*** Data lines ***
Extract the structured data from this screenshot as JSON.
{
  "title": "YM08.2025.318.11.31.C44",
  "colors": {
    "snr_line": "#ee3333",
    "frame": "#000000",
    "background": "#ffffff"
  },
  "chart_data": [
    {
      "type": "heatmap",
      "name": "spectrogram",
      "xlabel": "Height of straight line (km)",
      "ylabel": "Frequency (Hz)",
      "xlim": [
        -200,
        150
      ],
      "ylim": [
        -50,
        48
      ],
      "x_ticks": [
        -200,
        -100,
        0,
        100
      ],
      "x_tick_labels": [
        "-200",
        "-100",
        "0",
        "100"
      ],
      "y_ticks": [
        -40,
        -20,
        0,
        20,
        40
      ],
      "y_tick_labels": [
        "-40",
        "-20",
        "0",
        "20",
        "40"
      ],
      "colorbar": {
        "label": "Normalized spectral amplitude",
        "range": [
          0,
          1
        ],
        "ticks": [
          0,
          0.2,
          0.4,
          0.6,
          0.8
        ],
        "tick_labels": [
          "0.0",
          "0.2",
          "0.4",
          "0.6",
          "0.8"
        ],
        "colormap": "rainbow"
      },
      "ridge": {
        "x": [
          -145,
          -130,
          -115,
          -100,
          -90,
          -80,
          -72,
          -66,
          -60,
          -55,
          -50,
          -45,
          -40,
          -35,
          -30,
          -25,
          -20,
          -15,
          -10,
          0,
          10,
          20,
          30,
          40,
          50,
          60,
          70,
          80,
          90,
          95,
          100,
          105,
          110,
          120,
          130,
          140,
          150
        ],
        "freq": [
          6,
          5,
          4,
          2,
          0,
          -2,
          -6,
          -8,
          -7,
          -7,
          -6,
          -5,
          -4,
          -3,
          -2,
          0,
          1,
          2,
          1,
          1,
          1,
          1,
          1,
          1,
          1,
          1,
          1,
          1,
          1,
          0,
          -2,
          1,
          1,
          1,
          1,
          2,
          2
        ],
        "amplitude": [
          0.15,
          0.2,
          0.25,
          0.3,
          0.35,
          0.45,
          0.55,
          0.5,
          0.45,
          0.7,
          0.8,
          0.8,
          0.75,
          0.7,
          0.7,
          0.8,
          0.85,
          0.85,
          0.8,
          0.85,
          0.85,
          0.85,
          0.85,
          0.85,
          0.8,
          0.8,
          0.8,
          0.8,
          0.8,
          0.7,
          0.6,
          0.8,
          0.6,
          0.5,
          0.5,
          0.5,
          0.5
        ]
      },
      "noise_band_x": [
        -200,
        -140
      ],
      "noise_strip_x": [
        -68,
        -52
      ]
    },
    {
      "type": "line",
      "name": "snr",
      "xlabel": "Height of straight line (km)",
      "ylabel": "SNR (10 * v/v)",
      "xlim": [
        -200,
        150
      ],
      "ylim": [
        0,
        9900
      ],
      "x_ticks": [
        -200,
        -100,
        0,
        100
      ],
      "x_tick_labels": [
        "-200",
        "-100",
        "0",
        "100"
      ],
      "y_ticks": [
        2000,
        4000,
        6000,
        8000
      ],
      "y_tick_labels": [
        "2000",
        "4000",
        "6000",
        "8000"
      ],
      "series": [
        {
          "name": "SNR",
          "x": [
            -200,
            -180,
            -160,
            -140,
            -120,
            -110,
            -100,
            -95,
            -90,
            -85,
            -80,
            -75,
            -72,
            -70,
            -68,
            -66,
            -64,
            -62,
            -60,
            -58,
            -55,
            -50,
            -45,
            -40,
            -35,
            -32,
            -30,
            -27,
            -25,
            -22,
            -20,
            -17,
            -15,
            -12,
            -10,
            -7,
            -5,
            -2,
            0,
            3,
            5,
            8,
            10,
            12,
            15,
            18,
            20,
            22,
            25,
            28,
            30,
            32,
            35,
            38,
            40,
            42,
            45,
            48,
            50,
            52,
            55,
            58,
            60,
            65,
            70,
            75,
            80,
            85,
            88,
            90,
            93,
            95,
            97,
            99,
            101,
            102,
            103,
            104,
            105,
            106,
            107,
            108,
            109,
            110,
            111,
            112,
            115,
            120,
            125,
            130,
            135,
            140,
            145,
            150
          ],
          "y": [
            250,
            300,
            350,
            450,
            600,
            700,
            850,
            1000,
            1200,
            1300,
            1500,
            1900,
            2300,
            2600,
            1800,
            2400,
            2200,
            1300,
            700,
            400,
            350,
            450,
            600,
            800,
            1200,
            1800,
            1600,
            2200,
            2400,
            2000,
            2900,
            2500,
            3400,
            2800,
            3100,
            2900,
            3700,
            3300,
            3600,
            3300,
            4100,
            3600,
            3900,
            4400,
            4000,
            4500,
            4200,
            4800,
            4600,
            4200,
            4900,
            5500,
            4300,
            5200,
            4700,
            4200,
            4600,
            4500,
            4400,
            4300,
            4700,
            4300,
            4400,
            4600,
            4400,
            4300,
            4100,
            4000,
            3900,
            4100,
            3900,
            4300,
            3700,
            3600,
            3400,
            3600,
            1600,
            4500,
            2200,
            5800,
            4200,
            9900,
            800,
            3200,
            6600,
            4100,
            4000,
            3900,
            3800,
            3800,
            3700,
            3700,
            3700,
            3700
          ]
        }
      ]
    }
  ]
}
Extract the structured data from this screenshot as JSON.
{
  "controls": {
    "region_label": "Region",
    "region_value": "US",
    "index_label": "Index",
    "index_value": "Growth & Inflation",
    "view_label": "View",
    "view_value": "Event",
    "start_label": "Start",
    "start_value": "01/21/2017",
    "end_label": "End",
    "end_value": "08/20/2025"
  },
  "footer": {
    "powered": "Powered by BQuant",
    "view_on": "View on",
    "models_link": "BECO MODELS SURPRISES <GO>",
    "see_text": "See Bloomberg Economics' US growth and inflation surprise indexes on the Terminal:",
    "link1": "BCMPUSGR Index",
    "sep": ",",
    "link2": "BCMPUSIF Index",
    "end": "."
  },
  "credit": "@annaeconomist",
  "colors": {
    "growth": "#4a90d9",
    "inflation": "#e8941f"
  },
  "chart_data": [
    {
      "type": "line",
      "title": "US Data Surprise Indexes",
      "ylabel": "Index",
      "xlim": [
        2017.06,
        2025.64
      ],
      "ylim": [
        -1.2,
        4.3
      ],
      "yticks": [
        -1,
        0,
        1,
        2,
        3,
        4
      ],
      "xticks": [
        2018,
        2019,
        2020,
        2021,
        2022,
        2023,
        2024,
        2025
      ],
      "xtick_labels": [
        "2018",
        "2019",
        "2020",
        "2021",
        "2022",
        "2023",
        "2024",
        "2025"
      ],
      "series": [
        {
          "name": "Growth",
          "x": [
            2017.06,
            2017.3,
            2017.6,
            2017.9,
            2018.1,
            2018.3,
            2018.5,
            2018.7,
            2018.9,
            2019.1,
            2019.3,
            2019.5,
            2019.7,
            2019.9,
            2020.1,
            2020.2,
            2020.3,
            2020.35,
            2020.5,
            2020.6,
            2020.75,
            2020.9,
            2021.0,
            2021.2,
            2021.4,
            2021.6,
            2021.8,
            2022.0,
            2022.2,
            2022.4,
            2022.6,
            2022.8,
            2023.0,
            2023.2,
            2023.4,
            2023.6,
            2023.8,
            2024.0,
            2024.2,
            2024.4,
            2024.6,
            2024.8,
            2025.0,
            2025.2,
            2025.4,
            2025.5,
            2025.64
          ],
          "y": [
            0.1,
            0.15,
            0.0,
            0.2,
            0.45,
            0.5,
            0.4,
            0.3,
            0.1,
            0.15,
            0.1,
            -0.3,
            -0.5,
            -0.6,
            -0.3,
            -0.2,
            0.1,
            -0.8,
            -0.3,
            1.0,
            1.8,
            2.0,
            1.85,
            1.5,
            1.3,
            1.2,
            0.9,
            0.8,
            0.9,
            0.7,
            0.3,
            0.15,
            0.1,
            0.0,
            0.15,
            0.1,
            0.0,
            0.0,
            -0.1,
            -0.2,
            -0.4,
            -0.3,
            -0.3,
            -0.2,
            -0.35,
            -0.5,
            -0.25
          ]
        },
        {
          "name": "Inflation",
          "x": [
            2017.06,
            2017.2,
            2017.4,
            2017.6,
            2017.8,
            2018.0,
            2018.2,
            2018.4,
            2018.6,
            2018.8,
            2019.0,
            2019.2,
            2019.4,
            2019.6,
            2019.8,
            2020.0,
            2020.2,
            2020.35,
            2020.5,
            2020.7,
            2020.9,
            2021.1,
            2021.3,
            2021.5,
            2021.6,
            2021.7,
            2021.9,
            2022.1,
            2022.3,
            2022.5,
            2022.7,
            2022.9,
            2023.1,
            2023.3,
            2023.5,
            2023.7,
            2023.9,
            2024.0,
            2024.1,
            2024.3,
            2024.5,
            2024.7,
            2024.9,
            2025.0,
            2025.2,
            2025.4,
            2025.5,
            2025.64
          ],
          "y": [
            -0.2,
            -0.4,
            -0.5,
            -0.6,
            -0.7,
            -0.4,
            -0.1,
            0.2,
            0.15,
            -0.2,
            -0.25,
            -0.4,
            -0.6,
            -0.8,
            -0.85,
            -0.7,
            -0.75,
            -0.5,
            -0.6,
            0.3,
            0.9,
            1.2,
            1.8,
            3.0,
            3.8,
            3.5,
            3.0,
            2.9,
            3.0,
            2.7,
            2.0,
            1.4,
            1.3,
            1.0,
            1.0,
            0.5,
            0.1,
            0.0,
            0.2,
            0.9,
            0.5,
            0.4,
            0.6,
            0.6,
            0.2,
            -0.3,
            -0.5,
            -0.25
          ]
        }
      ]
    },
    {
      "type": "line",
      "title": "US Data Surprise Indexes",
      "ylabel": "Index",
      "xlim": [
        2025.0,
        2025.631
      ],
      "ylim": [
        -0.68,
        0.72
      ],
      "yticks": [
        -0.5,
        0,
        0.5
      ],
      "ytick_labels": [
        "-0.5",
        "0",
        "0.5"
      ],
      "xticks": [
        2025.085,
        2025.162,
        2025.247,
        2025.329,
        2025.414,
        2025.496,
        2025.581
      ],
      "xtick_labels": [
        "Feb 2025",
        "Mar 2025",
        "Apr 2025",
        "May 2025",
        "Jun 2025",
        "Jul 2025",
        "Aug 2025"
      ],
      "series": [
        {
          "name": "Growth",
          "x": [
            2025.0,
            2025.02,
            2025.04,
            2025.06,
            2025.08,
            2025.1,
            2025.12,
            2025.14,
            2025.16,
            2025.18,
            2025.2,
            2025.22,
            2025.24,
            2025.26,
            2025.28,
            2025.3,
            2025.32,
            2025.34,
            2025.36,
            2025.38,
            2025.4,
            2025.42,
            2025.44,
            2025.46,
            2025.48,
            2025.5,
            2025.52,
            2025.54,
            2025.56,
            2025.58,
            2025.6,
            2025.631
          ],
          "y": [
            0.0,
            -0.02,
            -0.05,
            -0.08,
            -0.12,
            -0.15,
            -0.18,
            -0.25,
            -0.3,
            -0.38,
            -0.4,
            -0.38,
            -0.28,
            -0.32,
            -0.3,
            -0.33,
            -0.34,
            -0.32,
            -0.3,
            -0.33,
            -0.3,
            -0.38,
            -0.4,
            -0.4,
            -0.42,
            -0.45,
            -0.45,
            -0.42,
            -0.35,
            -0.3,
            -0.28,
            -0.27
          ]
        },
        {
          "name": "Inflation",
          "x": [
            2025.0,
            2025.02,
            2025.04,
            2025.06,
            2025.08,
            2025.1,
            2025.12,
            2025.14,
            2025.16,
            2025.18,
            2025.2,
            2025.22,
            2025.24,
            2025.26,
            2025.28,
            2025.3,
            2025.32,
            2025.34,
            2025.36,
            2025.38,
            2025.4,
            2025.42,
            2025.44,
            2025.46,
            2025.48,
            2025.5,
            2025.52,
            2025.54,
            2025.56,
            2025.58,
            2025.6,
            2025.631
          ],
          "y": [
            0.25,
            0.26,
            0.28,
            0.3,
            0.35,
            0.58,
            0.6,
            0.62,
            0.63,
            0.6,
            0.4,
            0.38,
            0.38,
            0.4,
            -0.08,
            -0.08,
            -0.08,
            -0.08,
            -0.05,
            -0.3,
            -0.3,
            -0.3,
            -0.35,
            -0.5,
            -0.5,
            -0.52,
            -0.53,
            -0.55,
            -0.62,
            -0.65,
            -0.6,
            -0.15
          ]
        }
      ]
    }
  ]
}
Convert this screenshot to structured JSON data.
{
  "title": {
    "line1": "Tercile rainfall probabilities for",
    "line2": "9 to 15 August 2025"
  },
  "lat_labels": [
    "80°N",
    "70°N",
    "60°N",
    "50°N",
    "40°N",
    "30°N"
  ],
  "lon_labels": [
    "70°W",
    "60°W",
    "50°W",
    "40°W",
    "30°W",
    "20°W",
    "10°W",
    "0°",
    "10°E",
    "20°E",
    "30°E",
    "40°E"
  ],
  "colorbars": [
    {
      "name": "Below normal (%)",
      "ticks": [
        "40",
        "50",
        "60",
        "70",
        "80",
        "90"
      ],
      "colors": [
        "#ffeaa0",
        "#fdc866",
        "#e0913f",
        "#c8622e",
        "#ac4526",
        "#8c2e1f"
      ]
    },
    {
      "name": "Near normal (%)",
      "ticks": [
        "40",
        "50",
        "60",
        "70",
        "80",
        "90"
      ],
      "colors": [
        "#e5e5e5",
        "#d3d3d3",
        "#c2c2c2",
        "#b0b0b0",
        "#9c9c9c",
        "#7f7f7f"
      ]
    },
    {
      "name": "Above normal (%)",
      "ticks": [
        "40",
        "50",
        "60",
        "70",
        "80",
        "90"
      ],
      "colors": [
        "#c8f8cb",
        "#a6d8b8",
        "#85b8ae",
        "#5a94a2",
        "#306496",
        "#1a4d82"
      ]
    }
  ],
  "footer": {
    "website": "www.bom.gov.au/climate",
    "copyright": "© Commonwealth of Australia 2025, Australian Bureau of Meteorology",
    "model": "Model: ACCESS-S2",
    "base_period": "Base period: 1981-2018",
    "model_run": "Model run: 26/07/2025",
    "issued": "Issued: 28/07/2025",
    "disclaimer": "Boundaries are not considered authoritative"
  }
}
***
» Exercise requirements
Every line from the one containing "Convert this screenshot" through the last line must be copied exactly; leave out the rest.

» Exercise result
Convert this screenshot to structured JSON data.
{
  "title": {
    "line1": "Tercile rainfall probabilities for",
    "line2": "9 to 15 August 2025"
  },
  "lat_labels": [
    "80°N",
    "70°N",
    "60°N",
    "50°N",
    "40°N",
    "30°N"
  ],
  "lon_labels": [
    "70°W",
    "60°W",
    "50°W",
    "40°W",
    "30°W",
    "20°W",
    "10°W",
    "0°",
    "10°E",
    "20°E",
    "30°E",
    "40°E"
  ],
  "colorbars": [
    {
      "name": "Below normal (%)",
      "ticks": [
        "40",
        "50",
        "60",
        "70",
        "80",
        "90"
      ],
      "colors": [
        "#ffeaa0",
        "#fdc866",
        "#e0913f",
        "#c8622e",
        "#ac4526",
        "#8c2e1f"
      ]
    },
    {
      "name": "Near normal (%)",
      "ticks": [
        "40",
        "50",
        "60",
        "70",
        "80",
        "90"
      ],
      "colors": [
        "#e5e5e5",
        "#d3d3d3",
        "#c2c2c2",
        "#b0b0b0",
        "#9c9c9c",
        "#7f7f7f"
      ]
    },
    {
      "name": "Above normal (%)",
      "ticks": [
        "40",
        "50",
        "60",
        "70",
        "80",
        "90"
      ],
      "colors": [
        "#c8f8cb",
        "#a6d8b8",
        "#85b8ae",
        "#5a94a2",
        "#306496",
        "#1a4d82"
      ]
    }
  ],
  "footer": {
    "website": "www.bom.gov.au/climate",
    "copyright": "© Commonwealth of Australia 2025, Australian Bureau of Meteorology",
    "model": "Model: ACCESS-S2",
    "base_period": "Base period: 1981-2018",
    "model_run": "Model run: 26/07/2025",
    "issued": "Issued: 28/07/2025",
    "disclaimer": "Boundaries are not considered authoritative"
  }
}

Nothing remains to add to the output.